◆ **SET EXERCISE**: Each record is to be transcribed exactly.
------------------------------------------------------------
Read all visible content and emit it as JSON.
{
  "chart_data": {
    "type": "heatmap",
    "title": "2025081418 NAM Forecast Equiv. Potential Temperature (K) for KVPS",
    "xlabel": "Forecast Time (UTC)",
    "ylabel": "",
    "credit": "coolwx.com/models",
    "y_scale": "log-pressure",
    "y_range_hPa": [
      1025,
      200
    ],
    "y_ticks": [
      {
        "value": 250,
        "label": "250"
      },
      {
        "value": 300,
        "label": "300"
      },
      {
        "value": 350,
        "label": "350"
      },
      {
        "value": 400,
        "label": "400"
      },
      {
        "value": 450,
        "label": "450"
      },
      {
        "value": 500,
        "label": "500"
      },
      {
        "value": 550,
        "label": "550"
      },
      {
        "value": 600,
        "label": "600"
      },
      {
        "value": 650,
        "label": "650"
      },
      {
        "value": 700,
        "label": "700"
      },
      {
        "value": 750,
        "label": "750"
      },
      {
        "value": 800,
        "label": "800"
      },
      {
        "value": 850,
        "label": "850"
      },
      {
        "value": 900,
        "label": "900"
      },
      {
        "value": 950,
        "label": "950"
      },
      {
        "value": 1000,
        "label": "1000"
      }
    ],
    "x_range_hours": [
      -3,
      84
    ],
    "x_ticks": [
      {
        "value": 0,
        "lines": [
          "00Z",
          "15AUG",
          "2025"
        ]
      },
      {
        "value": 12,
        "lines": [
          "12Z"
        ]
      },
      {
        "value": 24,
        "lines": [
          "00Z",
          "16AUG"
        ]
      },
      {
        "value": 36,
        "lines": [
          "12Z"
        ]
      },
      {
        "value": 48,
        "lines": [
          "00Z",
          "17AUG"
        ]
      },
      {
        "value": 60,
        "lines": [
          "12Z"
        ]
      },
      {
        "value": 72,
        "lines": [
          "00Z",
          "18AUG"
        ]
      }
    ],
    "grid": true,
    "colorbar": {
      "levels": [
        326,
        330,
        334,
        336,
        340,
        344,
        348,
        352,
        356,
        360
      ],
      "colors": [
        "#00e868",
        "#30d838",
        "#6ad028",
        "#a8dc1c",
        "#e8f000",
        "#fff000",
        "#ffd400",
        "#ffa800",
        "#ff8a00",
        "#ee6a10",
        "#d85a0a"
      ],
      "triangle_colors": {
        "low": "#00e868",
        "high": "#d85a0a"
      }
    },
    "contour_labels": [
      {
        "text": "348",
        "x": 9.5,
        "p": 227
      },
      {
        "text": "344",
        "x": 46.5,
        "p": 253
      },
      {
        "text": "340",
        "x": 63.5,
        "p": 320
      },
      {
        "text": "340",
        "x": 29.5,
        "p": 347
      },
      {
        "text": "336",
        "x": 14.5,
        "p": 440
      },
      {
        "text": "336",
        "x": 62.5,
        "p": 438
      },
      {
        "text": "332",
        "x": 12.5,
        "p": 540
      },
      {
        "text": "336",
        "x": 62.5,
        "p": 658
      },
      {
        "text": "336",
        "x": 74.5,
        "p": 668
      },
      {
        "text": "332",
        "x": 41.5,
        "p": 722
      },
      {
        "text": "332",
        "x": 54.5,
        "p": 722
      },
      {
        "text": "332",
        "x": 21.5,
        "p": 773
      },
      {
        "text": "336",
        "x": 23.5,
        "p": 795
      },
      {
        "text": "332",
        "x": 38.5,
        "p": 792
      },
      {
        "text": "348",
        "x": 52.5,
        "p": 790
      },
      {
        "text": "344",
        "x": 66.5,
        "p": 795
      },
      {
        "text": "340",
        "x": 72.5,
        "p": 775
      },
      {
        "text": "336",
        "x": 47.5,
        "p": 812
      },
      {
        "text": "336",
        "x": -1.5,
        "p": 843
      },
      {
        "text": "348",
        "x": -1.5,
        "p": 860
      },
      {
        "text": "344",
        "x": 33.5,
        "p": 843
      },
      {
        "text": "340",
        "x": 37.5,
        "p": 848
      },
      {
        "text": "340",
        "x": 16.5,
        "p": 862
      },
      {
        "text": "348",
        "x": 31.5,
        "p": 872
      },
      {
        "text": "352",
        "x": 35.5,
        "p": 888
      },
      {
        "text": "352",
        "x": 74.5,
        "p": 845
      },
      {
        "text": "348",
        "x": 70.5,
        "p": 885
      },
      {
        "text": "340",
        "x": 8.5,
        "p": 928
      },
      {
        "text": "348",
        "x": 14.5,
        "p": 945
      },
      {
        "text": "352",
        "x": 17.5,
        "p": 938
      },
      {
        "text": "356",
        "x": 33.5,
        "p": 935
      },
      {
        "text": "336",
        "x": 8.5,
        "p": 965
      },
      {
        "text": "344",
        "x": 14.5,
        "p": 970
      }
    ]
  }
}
------------------------------------------------------------
◆ **EXERCISE ANSWER**:
Read all visible content and emit it as JSON.
{
  "chart_data": {
    "type": "heatmap",
    "title": "2025081418 NAM Forecast Equiv. Potential Temperature (K) for KVPS",
    "xlabel": "Forecast Time (UTC)",
    "ylabel": "",
    "credit": "coolwx.com/models",
    "y_scale": "log-pressure",
    "y_range_hPa": [
      1025,
      200
    ],
    "y_ticks": [
      {
        "value": 250,
        "label": "250"
      },
      {
        "value": 300,
        "label": "300"
      },
      {
        "value": 350,
        "label": "350"
      },
      {
        "value": 400,
        "label": "400"
      },
      {
        "value": 450,
        "label": "450"
      },
      {
        "value": 500,
        "label": "500"
      },
      {
        "value": 550,
        "label": "550"
      },
      {
        "value": 600,
        "label": "600"
      },
      {
        "value": 650,
        "label": "650"
      },
      {
        "value": 700,
        "label": "700"
      },
      {
        "value": 750,
        "label": "750"
      },
      {
        "value": 800,
        "label": "800"
      },
      {
        "value": 850,
        "label": "850"
      },
      {
        "value": 900,
        "label": "900"
      },
      {
        "value": 950,
        "label": "950"
      },
      {
        "value": 1000,
        "label": "1000"
      }
    ],
    "x_range_hours": [
      -3,
      84
    ],
    "x_ticks": [
      {
        "value": 0,
        "lines": [
          "00Z",
          "15AUG",
          "2025"
        ]
      },
      {
        "value": 12,
        "lines": [
          "12Z"
        ]
      },
      {
        "value": 24,
        "lines": [
          "00Z",
          "16AUG"
        ]
      },
      {
        "value": 36,
        "lines": [
          "12Z"
        ]
      },
      {
        "value": 48,
        "lines": [
          "00Z",
          "17AUG"
        ]
      },
      {
        "value": 60,
        "lines": [
          "12Z"
        ]
      },
      {
        "value": 72,
        "lines": [
          "00Z",
          "18AUG"
        ]
      }
    ],
    "grid": true,
    "colorbar": {
      "levels": [
        326,
        330,
        334,
        336,
        340,
        344,
        348,
        352,
        356,
        360
      ],
      "colors": [
        "#00e868",
        "#30d838",
        "#6ad028",
        "#a8dc1c",
        "#e8f000",
        "#fff000",
        "#ffd400",
        "#ffa800",
        "#ff8a00",
        "#ee6a10",
        "#d85a0a"
      ],
      "triangle_colors": {
        "low": "#00e868",
        "high": "#d85a0a"
      }
    },
    "contour_labels": [
      {
        "text": "348",
        "x": 9.5,
        "p": 227
      },
      {
        "text": "344",
        "x": 46.5,
        "p": 253
      },
      {
        "text": "340",
        "x": 63.5,
        "p": 320
      },
      {
        "text": "340",
        "x": 29.5,
        "p": 347
      },
      {
        "text": "336",
        "x": 14.5,
        "p": 440
      },
      {
        "text": "336",
        "x": 62.5,
        "p": 438
      },
      {
        "text": "332",
        "x": 12.5,
        "p": 540
      },
      {
        "text": "336",
        "x": 62.5,
        "p": 658
      },
      {
        "text": "336",
        "x": 74.5,
        "p": 668
      },
      {
        "text": "332",
        "x": 41.5,
        "p": 722
      },
      {
        "text": "332",
        "x": 54.5,
        "p": 722
      },
      {
        "text": "332",
        "x": 21.5,
        "p": 773
      },
      {
        "text": "336",
        "x": 23.5,
        "p": 795
      },
      {
        "text": "332",
        "x": 38.5,
        "p": 792
      },
      {
        "text": "348",
        "x": 52.5,
        "p": 790
      },
      {
        "text": "344",
        "x": 66.5,
        "p": 795
      },
      {
        "text": "340",
        "x": 72.5,
        "p": 775
      },
      {
        "text": "336",
        "x": 47.5,
        "p": 812
      },
      {
        "text": "336",
        "x": -1.5,
        "p": 843
      },
      {
        "text": "348",
        "x": -1.5,
        "p": 860
      },
      {
        "text": "344",
        "x": 33.5,
        "p": 843
      },
      {
        "text": "340",
        "x": 37.5,
        "p": 848
      },
      {
        "text": "340",
        "x": 16.5,
        "p": 862
      },
      {
        "text": "348",
        "x": 31.5,
        "p": 872
      },
      {
        "text": "352",
        "x": 35.5,
        "p": 888
      },
      {
        "text": "352",
        "x": 74.5,
        "p": 845
      },
      {
        "text": "348",
        "x": 70.5,
        "p": 885
      },
      {
        "text": "340",
        "x": 8.5,
        "p": 928
      },
      {
        "text": "348",
        "x": 14.5,
        "p": 945
      },
      {
        "text": "352",
        "x": 17.5,
        "p": 938
      },
      {
        "text": "356",
        "x": 33.5,
        "p": 935
      },
      {
        "text": "336",
        "x": 8.5,
        "p": 965
      },
      {
        "text": "344",
        "x": 14.5,
        "p": 970
      }
    ]
  }
}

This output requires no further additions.